┌─ Raw records

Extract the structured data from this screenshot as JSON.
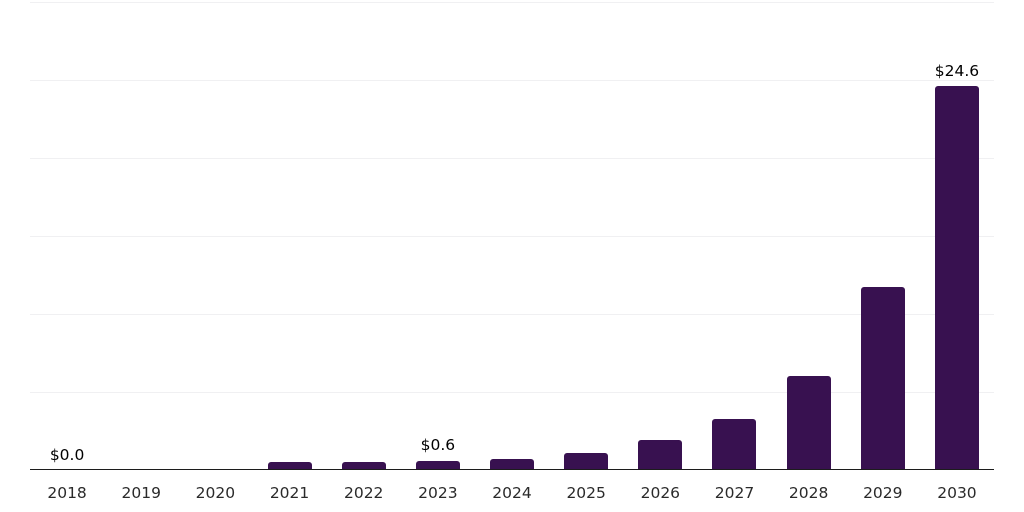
{
  "chart_data": {
    "type": "bar",
    "title": "",
    "xlabel": "",
    "ylabel": "",
    "categories": [
      "2018",
      "2019",
      "2020",
      "2021",
      "2022",
      "2023",
      "2024",
      "2025",
      "2026",
      "2027",
      "2028",
      "2029",
      "2030"
    ],
    "values": [
      0.0,
      0.0,
      0.0,
      0.5,
      0.5,
      0.6,
      0.7,
      1.1,
      1.9,
      3.3,
      6.0,
      11.7,
      24.6
    ],
    "point_labels": [
      "$0.0",
      "",
      "",
      "",
      "",
      "$0.6",
      "",
      "",
      "",
      "",
      "",
      "",
      "$24.6"
    ],
    "ylim": [
      0,
      30
    ],
    "gridline_interval": 5,
    "grid": "horizontal",
    "legend": "none",
    "y_axis_tick_labels_visible": false,
    "colors": {
      "bar": "#381150",
      "gridline": "#f0f0f2",
      "axis_line": "#1c1c1c",
      "tick_label": "#2a2a2a",
      "value_label": "#000000",
      "background": "#ffffff"
    }
  }
}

└─

**What you have to do:** Give the data above again in full and unchanged, skipping the pictures.

**Answer to the task:**
Extract the structured data from this screenshot as JSON.
{
  "chart_data": {
    "type": "bar",
    "title": "",
    "xlabel": "",
    "ylabel": "",
    "categories": [
      "2018",
      "2019",
      "2020",
      "2021",
      "2022",
      "2023",
      "2024",
      "2025",
      "2026",
      "2027",
      "2028",
      "2029",
      "2030"
    ],
    "values": [
      0.0,
      0.0,
      0.0,
      0.5,
      0.5,
      0.6,
      0.7,
      1.1,
      1.9,
      3.3,
      6.0,
      11.7,
      24.6
    ],
    "point_labels": [
      "$0.0",
      "",
      "",
      "",
      "",
      "$0.6",
      "",
      "",
      "",
      "",
      "",
      "",
      "$24.6"
    ],
    "ylim": [
      0,
      30
    ],
    "gridline_interval": 5,
    "grid": "horizontal",
    "legend": "none",
    "y_axis_tick_labels_visible": false,
    "colors": {
      "bar": "#381150",
      "gridline": "#f0f0f2",
      "axis_line": "#1c1c1c",
      "tick_label": "#2a2a2a",
      "value_label": "#000000",
      "background": "#ffffff"
    }
  }
}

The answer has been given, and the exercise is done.